- [PROBLEM STATEMENT]: Lay out the lines of the material as a Markdown table with the columns "Row" and "Line", running from the start of the material through the line that contains "- legend-label: Недостаток", inclusive. Number each row and leave out any blank lines.

Box annotation data

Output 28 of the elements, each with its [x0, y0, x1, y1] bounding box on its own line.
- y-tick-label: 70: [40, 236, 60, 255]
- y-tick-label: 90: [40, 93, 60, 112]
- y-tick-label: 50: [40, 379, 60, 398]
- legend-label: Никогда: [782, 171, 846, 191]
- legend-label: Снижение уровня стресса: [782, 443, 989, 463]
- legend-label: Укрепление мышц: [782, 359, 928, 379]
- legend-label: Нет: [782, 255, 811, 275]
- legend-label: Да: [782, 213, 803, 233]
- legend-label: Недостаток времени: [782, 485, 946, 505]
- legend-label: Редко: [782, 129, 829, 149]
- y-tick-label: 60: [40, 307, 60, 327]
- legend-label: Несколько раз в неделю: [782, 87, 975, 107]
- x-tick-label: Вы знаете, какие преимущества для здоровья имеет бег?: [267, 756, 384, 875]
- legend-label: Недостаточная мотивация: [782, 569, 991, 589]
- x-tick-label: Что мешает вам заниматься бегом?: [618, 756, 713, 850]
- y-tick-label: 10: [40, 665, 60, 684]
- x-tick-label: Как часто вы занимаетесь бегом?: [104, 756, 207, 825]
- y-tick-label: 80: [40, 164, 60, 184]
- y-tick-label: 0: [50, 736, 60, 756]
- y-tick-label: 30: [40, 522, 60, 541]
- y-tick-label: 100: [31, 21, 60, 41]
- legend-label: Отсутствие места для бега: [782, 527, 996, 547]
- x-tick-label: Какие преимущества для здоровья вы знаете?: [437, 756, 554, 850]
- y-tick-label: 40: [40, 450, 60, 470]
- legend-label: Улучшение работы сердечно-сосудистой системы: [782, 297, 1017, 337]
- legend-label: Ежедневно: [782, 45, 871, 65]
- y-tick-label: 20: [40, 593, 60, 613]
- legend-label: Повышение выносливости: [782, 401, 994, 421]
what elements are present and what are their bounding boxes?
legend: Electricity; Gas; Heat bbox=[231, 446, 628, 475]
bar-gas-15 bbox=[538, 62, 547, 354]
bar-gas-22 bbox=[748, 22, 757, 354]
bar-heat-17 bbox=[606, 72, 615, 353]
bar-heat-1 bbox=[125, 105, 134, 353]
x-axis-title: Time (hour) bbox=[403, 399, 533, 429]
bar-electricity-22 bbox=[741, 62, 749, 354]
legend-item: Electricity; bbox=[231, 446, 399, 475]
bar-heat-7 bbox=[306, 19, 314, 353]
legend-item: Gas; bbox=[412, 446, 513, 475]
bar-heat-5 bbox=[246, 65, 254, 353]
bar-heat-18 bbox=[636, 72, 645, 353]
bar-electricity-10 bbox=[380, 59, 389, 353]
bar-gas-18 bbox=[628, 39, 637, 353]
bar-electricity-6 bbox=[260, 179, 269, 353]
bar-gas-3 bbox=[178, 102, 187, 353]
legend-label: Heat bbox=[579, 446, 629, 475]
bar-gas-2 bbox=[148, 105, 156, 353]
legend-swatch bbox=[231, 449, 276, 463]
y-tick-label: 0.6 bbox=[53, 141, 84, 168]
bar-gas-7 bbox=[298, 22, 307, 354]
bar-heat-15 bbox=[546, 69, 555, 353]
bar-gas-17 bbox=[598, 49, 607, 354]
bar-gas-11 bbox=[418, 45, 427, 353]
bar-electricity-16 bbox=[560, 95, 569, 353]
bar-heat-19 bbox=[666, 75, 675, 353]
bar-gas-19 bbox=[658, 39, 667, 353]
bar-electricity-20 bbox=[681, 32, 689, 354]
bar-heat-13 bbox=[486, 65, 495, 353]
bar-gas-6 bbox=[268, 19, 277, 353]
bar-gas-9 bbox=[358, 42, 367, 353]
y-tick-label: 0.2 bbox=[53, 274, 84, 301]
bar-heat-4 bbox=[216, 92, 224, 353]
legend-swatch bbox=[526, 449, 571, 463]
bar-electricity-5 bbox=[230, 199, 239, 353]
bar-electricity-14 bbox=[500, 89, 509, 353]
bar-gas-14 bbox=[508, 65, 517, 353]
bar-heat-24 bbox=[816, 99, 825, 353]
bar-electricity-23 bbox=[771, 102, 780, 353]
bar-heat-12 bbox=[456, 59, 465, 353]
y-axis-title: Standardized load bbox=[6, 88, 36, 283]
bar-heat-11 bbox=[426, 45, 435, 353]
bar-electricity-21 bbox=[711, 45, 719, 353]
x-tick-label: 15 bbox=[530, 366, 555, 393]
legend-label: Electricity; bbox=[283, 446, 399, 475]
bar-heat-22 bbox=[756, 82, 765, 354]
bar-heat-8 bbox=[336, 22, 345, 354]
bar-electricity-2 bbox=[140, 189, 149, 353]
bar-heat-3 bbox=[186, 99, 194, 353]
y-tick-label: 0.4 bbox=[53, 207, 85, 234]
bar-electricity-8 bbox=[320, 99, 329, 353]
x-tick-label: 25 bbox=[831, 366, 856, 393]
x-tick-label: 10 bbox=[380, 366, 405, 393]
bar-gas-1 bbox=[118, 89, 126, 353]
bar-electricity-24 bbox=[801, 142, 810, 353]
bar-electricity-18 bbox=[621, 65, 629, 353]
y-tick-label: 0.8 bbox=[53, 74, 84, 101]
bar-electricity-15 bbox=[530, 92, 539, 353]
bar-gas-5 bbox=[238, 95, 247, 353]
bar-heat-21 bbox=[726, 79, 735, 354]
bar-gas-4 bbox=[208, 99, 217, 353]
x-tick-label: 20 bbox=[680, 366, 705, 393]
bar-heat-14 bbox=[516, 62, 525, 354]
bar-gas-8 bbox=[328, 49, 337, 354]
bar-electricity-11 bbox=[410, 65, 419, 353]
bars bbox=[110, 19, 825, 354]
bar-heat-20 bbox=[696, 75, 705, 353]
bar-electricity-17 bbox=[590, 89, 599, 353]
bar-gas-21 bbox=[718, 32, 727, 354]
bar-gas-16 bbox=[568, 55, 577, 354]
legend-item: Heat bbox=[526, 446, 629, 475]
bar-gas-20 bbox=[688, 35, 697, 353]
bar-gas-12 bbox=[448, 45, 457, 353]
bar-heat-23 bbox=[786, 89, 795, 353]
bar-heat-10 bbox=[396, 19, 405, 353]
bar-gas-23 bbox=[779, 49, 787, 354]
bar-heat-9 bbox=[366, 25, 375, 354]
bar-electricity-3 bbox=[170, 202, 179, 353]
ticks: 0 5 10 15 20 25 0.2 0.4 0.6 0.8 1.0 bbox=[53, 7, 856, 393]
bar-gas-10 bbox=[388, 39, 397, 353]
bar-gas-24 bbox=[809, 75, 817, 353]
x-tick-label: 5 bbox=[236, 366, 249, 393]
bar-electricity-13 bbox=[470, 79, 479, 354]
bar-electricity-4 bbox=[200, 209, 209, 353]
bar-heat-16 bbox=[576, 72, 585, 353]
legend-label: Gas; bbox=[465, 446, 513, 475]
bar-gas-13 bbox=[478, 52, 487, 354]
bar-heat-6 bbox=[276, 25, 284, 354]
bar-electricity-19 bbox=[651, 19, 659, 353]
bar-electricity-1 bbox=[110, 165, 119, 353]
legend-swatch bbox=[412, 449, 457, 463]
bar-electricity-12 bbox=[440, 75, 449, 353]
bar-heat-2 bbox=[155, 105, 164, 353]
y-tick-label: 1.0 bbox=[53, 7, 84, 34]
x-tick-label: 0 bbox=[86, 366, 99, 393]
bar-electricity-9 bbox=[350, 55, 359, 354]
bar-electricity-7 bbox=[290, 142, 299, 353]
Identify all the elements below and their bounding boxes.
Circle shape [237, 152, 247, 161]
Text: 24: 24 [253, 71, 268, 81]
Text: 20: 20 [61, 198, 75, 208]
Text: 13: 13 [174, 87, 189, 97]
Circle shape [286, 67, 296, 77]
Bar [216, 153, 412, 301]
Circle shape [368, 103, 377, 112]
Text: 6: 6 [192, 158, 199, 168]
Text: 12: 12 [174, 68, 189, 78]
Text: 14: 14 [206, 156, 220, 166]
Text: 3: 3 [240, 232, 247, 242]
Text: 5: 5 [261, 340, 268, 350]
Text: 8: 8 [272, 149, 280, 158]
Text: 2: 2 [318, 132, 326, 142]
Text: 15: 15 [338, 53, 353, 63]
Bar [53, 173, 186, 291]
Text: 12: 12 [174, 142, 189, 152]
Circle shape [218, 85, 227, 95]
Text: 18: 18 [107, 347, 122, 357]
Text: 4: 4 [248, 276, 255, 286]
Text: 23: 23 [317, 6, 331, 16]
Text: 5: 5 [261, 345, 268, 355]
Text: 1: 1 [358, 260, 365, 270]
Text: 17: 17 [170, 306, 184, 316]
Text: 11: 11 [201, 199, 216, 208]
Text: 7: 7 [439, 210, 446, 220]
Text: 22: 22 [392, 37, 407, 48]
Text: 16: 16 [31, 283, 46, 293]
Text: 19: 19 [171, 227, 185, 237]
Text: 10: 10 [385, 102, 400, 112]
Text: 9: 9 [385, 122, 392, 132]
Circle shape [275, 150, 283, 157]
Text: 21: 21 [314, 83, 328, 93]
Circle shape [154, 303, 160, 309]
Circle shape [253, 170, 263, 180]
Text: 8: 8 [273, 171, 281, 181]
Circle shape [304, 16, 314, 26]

- [THE OUTPUT]:
| Row | Line |
|---|---|
| 1 | Output 28 of the elements, each with its [x0, y0, x1, y1] bounding box on its own line. |
| 2 | - y-tick-label: 70: [40, 236, 60, 255] |
| 3 | - y-tick-label: 90: [40, 93, 60, 112] |
| 4 | - y-tick-label: 50: [40, 379, 60, 398] |
| 5 | - legend-label: Никогда: [782, 171, 846, 191] |
| 6 | - legend-label: Снижение уровня стресса: [782, 443, 989, 463] |
| 7 | - legend-label: Укрепление мышц: [782, 359, 928, 379] |
| 8 | - legend-label: Нет: [782, 255, 811, 275] |
| 9 | - legend-label: Да: [782, 213, 803, 233] |
| 10 | - legend-label: Недостаток времени: [782, 485, 946, 505] |